* Begin Recorded information *
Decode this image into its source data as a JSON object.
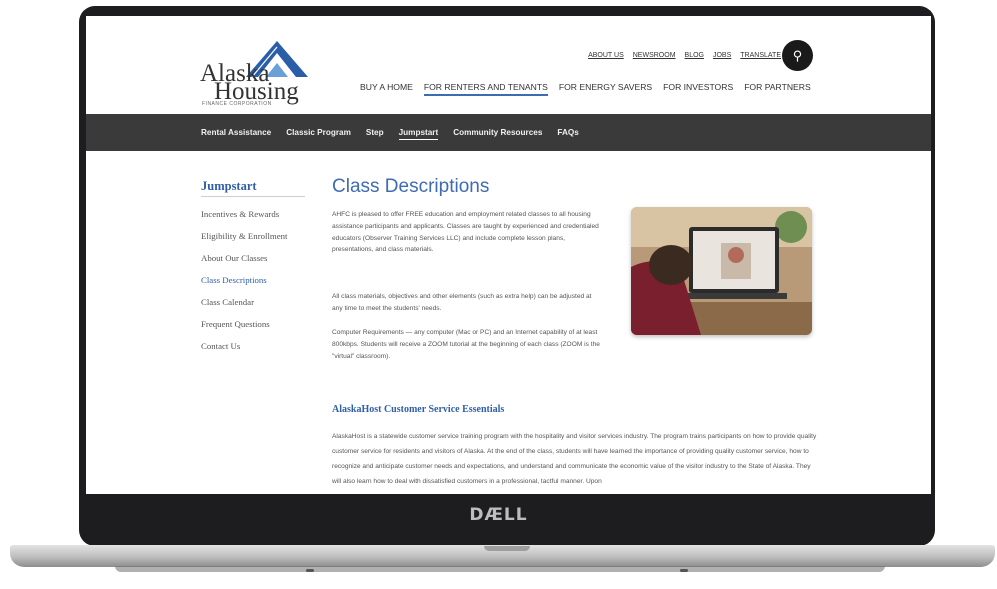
{
  "device": {
    "brand_logo": "DÆLL"
  },
  "site": {
    "logo": {
      "line1": "Alaska",
      "line2": "Housing",
      "line3": "FINANCE CORPORATION"
    },
    "utility_nav": [
      "ABOUT US",
      "NEWSROOM",
      "BLOG",
      "JOBS",
      "TRANSLATE"
    ],
    "search_icon": "search-icon",
    "main_nav": [
      "BUY A HOME",
      "FOR RENTERS AND TENANTS",
      "FOR ENERGY SAVERS",
      "FOR INVESTORS",
      "FOR PARTNERS"
    ],
    "main_nav_active": "FOR RENTERS AND TENANTS",
    "sub_nav": [
      "Rental Assistance",
      "Classic Program",
      "Step",
      "Jumpstart",
      "Community Resources",
      "FAQs"
    ],
    "sub_nav_active": "Jumpstart",
    "colors": {
      "accent": "#3f6bb0",
      "subnav_bg": "#3a3a3a",
      "logo_blue": "#2a5ea8"
    }
  },
  "sidebar": {
    "title": "Jumpstart",
    "items": [
      "Incentives & Rewards",
      "Eligibility & Enrollment",
      "About Our Classes",
      "Class Descriptions",
      "Class Calendar",
      "Frequent Questions",
      "Contact Us"
    ],
    "current": "Class Descriptions"
  },
  "content": {
    "title": "Class Descriptions",
    "paragraph1": "AHFC is pleased to offer FREE education and employment related classes to all housing assistance participants and applicants. Classes are taught by experienced and credentialed educators (Observer Training Services LLC) and include complete lesson plans, presentations, and class materials.",
    "paragraph2": "All class materials, objectives and other elements (such as extra help) can be adjusted at any time to meet the students' needs.",
    "paragraph3": "Computer Requirements — any computer (Mac or PC) and an Internet capability of at least 800kbps. Students will receive a ZOOM tutorial at the beginning of each class (ZOOM is the \"virtual\" classroom).",
    "section_heading": "AlaskaHost Customer Service Essentials",
    "section_text": "AlaskaHost is a statewide customer service training program with the hospitality and visitor services industry. The program trains participants on how to provide quality customer service for residents and visitors of Alaska. At the end of the class, students will have learned the importance of providing quality customer service, how to recognize and anticipate customer needs and expectations, and understand and communicate the economic value of the visitor industry to the State of Alaska. They will also learn how to deal with dissatisfied customers in a professional, tactful manner. Upon"
  }
}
* End Recorded information *
## What to produce
From the records given above, reproduce all text exactly and exclude each picture.

## Output of the exercise
Decode this image into its source data as a JSON object.
{
  "device": {
    "brand_logo": "DÆLL"
  },
  "site": {
    "logo": {
      "line1": "Alaska",
      "line2": "Housing",
      "line3": "FINANCE CORPORATION"
    },
    "utility_nav": [
      "ABOUT US",
      "NEWSROOM",
      "BLOG",
      "JOBS",
      "TRANSLATE"
    ],
    "search_icon": "search-icon",
    "main_nav": [
      "BUY A HOME",
      "FOR RENTERS AND TENANTS",
      "FOR ENERGY SAVERS",
      "FOR INVESTORS",
      "FOR PARTNERS"
    ],
    "main_nav_active": "FOR RENTERS AND TENANTS",
    "sub_nav": [
      "Rental Assistance",
      "Classic Program",
      "Step",
      "Jumpstart",
      "Community Resources",
      "FAQs"
    ],
    "sub_nav_active": "Jumpstart",
    "colors": {
      "accent": "#3f6bb0",
      "subnav_bg": "#3a3a3a",
      "logo_blue": "#2a5ea8"
    }
  },
  "sidebar": {
    "title": "Jumpstart",
    "items": [
      "Incentives & Rewards",
      "Eligibility & Enrollment",
      "About Our Classes",
      "Class Descriptions",
      "Class Calendar",
      "Frequent Questions",
      "Contact Us"
    ],
    "current": "Class Descriptions"
  },
  "content": {
    "title": "Class Descriptions",
    "paragraph1": "AHFC is pleased to offer FREE education and employment related classes to all housing assistance participants and applicants. Classes are taught by experienced and credentialed educators (Observer Training Services LLC) and include complete lesson plans, presentations, and class materials.",
    "paragraph2": "All class materials, objectives and other elements (such as extra help) can be adjusted at any time to meet the students' needs.",
    "paragraph3": "Computer Requirements — any computer (Mac or PC) and an Internet capability of at least 800kbps. Students will receive a ZOOM tutorial at the beginning of each class (ZOOM is the \"virtual\" classroom).",
    "section_heading": "AlaskaHost Customer Service Essentials",
    "section_text": "AlaskaHost is a statewide customer service training program with the hospitality and visitor services industry. The program trains participants on how to provide quality customer service for residents and visitors of Alaska. At the end of the class, students will have learned the importance of providing quality customer service, how to recognize and anticipate customer needs and expectations, and understand and communicate the economic value of the visitor industry to the State of Alaska. They will also learn how to deal with dissatisfied customers in a professional, tactful manner. Upon"
  }
}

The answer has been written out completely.